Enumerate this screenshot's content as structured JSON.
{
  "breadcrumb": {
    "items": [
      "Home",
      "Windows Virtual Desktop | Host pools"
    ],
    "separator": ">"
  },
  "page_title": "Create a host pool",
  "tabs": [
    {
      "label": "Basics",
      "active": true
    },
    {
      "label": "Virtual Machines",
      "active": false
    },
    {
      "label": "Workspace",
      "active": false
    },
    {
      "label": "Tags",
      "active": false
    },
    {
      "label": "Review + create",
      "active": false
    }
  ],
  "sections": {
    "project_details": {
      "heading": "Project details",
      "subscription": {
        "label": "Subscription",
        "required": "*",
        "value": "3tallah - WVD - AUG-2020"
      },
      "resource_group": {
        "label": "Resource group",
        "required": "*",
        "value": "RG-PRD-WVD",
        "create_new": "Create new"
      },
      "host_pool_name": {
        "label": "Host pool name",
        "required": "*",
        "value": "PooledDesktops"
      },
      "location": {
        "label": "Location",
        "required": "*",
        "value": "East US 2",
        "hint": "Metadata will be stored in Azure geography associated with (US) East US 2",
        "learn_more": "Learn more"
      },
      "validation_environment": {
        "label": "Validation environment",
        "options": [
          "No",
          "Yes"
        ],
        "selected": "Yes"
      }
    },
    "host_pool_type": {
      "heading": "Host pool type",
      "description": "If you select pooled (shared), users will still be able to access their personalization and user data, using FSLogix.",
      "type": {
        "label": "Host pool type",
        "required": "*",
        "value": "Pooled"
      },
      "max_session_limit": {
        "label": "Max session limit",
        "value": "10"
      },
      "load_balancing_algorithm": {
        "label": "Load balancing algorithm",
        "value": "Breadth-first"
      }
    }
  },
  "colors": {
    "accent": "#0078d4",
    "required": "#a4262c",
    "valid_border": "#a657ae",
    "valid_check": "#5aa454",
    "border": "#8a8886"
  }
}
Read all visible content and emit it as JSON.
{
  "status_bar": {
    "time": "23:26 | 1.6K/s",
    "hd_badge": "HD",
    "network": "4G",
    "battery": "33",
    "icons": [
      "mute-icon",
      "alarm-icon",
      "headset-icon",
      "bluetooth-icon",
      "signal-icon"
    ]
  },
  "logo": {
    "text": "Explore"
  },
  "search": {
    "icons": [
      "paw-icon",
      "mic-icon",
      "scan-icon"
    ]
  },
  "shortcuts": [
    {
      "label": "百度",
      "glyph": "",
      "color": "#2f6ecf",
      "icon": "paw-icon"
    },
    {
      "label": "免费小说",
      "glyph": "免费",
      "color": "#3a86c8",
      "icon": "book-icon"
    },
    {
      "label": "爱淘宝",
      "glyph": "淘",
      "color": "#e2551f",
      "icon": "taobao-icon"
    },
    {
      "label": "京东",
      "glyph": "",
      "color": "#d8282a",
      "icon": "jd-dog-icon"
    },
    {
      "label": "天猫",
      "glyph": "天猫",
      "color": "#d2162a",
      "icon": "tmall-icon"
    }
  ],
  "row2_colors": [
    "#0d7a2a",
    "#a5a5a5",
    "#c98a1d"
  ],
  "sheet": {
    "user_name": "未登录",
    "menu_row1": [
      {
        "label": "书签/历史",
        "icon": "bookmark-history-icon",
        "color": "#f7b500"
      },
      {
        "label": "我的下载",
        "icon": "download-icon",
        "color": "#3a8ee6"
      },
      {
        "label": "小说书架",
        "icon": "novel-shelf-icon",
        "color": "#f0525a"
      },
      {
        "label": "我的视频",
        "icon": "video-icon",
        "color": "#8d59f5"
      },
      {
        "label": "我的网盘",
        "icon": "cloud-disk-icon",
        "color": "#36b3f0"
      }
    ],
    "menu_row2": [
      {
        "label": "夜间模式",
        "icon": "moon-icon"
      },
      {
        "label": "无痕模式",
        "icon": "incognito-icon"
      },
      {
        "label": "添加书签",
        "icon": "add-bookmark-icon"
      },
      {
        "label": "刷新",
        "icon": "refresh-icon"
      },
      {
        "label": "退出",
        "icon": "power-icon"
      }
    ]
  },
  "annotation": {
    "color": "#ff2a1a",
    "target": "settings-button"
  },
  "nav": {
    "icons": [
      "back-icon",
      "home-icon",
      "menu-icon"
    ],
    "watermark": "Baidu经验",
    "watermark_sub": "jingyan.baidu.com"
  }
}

++++++++++++++++++++

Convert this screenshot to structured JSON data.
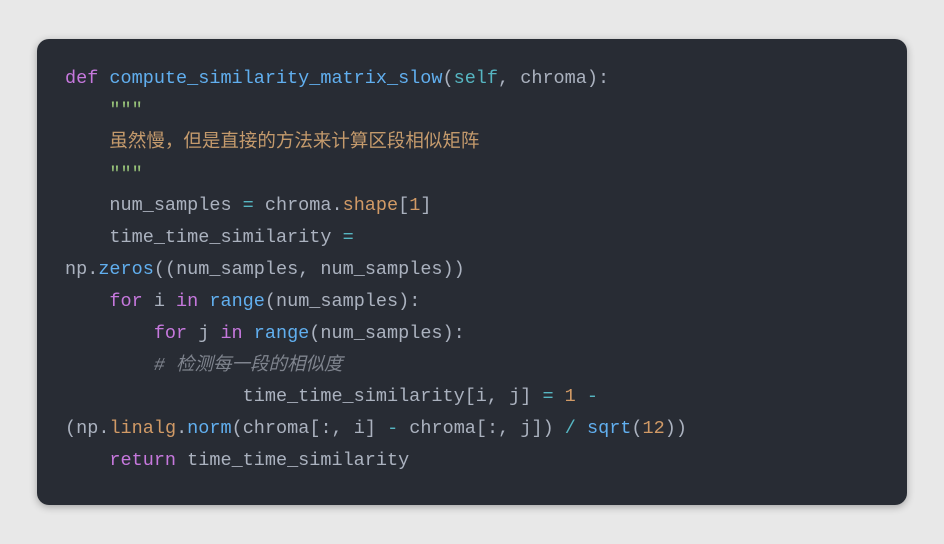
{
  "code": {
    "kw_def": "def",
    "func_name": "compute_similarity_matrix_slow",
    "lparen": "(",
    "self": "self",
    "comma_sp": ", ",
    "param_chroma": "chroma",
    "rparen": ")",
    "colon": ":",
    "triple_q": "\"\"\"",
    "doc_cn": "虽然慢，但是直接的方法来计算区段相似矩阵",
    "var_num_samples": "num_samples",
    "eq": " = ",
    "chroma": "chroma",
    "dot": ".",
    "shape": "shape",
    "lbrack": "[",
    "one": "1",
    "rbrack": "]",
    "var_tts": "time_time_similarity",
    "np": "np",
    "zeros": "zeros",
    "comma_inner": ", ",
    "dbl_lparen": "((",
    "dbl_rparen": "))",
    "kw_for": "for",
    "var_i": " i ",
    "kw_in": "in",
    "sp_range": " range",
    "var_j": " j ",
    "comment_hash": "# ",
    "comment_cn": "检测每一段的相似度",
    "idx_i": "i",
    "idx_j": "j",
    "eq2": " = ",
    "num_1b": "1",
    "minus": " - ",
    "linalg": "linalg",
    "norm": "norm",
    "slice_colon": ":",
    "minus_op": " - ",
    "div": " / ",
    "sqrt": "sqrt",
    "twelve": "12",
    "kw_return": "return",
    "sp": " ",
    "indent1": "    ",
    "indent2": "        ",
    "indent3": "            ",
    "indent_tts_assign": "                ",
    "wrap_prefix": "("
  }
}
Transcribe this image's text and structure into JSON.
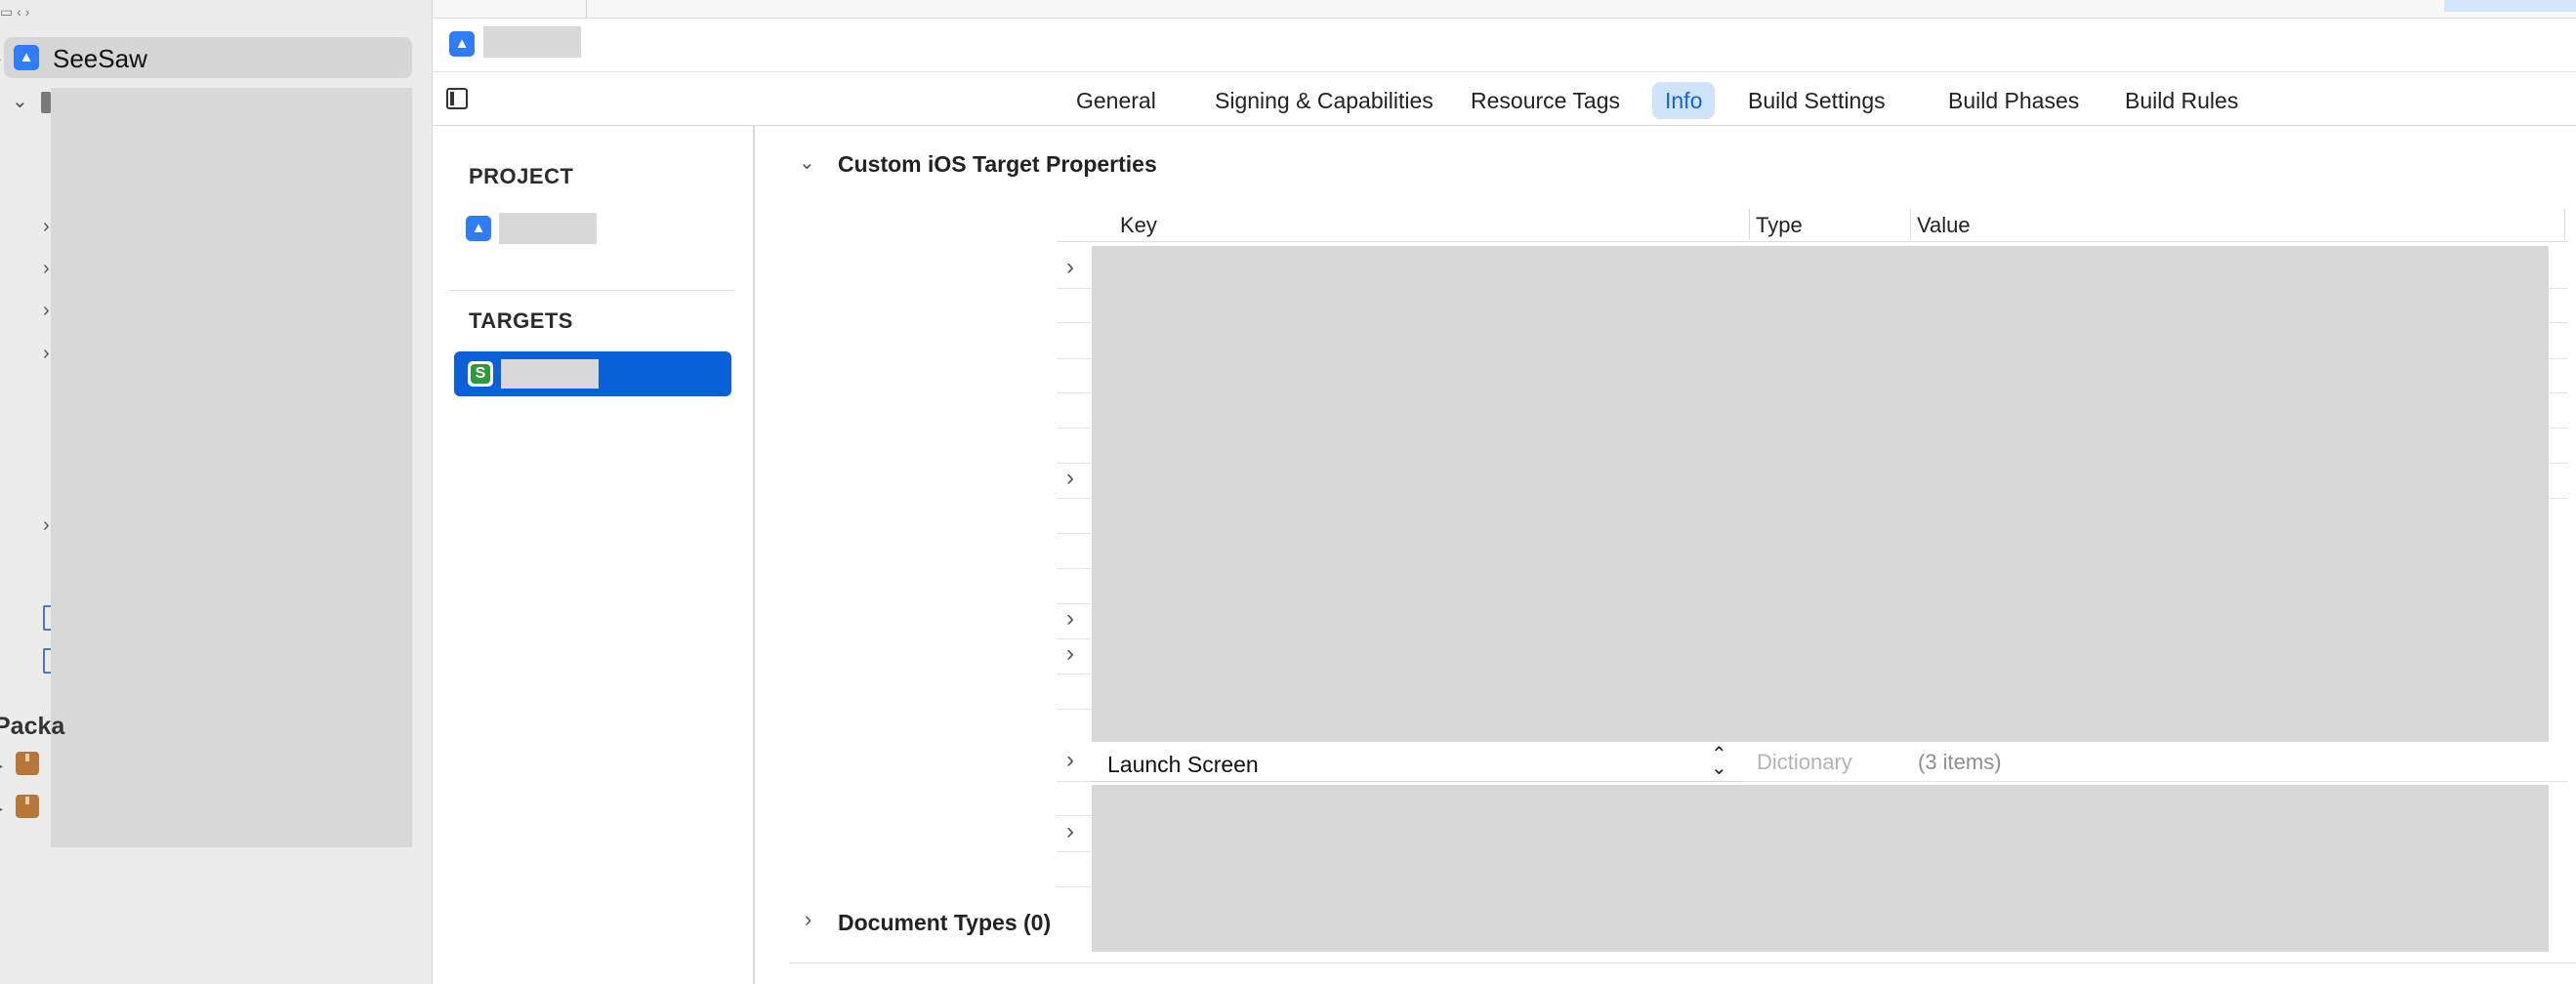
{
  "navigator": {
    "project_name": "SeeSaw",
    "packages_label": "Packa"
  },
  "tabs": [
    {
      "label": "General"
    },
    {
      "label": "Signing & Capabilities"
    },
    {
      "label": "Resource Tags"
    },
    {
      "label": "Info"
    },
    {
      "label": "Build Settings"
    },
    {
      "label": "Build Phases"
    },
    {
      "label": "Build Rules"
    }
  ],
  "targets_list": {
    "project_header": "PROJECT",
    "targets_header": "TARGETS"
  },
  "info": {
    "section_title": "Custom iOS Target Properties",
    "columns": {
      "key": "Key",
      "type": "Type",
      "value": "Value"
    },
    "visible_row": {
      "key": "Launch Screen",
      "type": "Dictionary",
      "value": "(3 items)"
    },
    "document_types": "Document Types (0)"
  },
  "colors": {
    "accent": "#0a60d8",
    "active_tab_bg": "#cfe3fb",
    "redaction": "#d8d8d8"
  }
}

++++++++++++++++++++

WHAT TO WORK ON: For this exercise, gather every line of the data that contains the word "Virtual".

FULL SOLUTION:
      "Windows Virtual Desktop | Host pools"
      "label": "Virtual Machines",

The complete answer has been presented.